DIRECTIVE — Compile every line that includes the word "icedash".

RECORDS FOR THIS EXERCISE —
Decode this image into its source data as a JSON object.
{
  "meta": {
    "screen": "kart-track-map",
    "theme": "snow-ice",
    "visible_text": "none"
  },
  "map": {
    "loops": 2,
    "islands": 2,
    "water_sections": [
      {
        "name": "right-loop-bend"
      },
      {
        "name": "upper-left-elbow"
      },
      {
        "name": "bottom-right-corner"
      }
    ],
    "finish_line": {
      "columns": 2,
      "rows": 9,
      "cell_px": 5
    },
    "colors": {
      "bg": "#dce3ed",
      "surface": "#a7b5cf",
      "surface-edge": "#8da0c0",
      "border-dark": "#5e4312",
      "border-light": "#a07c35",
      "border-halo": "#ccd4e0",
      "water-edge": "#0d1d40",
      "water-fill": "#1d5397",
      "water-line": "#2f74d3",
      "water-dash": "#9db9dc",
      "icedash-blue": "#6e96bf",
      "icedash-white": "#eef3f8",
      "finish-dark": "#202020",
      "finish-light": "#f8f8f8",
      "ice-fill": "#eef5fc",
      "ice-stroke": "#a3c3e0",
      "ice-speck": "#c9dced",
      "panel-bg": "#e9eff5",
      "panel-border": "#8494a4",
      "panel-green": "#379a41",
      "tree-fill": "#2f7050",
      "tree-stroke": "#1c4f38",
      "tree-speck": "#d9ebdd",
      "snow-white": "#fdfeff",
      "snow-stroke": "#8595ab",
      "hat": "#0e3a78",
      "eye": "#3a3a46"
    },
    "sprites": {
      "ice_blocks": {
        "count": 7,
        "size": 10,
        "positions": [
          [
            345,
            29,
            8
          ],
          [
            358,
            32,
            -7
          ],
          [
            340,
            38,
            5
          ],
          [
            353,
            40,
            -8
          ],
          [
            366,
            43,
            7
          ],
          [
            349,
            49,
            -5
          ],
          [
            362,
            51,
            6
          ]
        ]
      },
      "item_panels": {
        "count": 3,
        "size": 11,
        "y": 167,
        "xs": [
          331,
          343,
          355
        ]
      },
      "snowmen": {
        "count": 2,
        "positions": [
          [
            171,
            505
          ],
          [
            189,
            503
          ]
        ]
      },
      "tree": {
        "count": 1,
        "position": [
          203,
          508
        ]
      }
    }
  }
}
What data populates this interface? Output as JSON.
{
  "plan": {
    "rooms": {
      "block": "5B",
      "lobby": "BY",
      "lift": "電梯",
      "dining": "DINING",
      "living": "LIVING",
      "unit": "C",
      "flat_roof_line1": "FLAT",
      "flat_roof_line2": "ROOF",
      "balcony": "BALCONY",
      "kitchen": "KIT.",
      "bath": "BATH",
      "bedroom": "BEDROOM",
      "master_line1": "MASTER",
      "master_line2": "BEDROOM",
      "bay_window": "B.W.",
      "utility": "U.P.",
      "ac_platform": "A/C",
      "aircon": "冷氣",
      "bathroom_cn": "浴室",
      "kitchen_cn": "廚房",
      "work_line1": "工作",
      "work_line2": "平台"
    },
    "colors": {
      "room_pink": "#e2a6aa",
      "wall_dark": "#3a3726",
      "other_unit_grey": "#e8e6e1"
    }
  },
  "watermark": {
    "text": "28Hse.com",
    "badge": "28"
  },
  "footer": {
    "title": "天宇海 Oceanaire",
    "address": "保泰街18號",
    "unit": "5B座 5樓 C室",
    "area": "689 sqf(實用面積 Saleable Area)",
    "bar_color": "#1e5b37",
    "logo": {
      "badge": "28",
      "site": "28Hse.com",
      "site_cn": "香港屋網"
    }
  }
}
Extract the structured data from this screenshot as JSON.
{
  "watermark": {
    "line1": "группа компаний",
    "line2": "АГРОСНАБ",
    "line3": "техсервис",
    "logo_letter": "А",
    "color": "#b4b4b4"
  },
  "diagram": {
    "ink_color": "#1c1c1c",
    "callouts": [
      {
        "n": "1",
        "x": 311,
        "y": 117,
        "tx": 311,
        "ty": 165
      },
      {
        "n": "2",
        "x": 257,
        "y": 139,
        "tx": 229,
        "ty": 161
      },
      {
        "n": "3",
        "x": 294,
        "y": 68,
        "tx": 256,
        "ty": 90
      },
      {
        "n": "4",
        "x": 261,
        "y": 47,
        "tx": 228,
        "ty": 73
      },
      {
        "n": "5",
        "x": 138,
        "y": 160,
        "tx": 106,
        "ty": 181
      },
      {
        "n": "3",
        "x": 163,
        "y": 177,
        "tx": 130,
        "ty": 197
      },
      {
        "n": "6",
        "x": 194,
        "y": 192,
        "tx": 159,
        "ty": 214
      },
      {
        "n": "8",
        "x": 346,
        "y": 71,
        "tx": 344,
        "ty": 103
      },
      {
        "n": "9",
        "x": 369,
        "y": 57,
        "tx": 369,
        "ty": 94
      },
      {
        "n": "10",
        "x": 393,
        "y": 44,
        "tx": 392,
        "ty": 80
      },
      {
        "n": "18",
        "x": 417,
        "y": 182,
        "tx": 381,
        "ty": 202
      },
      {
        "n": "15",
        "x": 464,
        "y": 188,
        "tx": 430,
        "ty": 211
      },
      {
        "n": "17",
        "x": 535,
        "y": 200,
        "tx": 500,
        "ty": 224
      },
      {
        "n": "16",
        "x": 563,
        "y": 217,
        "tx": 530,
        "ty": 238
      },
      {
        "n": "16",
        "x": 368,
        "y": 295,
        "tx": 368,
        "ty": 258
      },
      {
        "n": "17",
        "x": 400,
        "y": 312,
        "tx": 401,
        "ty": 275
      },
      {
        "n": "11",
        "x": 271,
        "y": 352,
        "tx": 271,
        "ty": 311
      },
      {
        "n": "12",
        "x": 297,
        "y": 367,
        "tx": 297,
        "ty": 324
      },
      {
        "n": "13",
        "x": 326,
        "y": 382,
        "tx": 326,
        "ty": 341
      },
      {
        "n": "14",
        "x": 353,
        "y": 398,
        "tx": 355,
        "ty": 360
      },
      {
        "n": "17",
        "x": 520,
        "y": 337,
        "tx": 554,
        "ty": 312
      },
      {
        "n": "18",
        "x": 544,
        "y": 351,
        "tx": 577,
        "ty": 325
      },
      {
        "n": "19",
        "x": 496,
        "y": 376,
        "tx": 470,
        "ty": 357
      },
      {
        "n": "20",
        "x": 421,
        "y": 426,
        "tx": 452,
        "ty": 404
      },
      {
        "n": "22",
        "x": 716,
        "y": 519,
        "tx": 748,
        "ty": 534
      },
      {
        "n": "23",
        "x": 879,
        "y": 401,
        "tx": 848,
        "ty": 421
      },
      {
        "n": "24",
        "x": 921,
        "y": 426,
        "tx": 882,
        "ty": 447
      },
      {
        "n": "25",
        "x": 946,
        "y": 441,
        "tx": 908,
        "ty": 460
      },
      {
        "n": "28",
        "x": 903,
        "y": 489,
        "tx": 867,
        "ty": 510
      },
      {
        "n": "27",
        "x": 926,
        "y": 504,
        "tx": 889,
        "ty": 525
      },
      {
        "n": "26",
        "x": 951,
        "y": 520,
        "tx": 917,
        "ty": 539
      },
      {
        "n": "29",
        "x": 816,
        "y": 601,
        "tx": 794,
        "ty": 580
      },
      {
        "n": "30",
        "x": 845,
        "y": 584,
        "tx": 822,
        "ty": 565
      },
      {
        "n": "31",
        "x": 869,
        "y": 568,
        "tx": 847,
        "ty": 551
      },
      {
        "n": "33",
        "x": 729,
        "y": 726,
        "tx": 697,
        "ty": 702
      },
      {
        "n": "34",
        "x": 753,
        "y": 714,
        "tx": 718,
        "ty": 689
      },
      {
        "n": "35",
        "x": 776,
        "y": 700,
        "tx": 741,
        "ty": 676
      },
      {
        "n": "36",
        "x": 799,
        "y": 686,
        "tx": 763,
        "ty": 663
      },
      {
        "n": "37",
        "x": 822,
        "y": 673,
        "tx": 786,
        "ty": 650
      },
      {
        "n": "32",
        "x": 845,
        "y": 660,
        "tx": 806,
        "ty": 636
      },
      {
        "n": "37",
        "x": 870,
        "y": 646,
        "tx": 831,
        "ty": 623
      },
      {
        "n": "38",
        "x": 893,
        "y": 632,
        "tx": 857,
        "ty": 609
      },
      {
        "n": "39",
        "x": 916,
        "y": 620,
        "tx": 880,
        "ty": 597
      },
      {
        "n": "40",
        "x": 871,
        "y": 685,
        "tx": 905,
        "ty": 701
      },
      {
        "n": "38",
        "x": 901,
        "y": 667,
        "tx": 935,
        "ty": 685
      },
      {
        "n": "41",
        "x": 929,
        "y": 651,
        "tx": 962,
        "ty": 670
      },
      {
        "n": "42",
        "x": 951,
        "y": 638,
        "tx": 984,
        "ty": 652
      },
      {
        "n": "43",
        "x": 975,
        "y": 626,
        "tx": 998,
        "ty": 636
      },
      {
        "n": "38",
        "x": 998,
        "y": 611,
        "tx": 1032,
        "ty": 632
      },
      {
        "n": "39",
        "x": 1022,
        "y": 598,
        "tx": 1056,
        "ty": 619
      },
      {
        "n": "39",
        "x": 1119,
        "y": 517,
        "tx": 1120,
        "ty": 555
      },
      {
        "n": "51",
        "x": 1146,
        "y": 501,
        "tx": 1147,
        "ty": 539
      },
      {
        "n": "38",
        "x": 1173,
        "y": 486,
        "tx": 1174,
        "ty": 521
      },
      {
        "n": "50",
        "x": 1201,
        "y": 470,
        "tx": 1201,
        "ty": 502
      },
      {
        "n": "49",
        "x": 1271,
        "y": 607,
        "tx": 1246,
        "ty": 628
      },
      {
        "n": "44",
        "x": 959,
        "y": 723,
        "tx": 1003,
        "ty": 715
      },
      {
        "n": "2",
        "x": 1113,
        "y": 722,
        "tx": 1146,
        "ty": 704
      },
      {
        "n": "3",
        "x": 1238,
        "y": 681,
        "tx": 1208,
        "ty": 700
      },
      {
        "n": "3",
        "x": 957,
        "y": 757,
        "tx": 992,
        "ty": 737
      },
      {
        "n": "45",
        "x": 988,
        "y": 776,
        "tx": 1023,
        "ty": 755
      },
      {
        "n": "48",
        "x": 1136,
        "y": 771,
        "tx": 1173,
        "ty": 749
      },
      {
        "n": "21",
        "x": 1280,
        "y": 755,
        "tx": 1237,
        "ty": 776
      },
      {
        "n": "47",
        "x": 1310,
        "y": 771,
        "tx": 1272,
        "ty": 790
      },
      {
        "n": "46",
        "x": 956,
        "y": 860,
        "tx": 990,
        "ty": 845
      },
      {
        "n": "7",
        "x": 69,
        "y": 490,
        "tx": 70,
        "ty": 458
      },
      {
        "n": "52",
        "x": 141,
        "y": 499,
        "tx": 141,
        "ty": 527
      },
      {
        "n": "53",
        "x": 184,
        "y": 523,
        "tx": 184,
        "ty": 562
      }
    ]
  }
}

EXERCISE RESPONSE —
      "icedash-blue": "#6e96bf",
      "icedash-white": "#eef3f8",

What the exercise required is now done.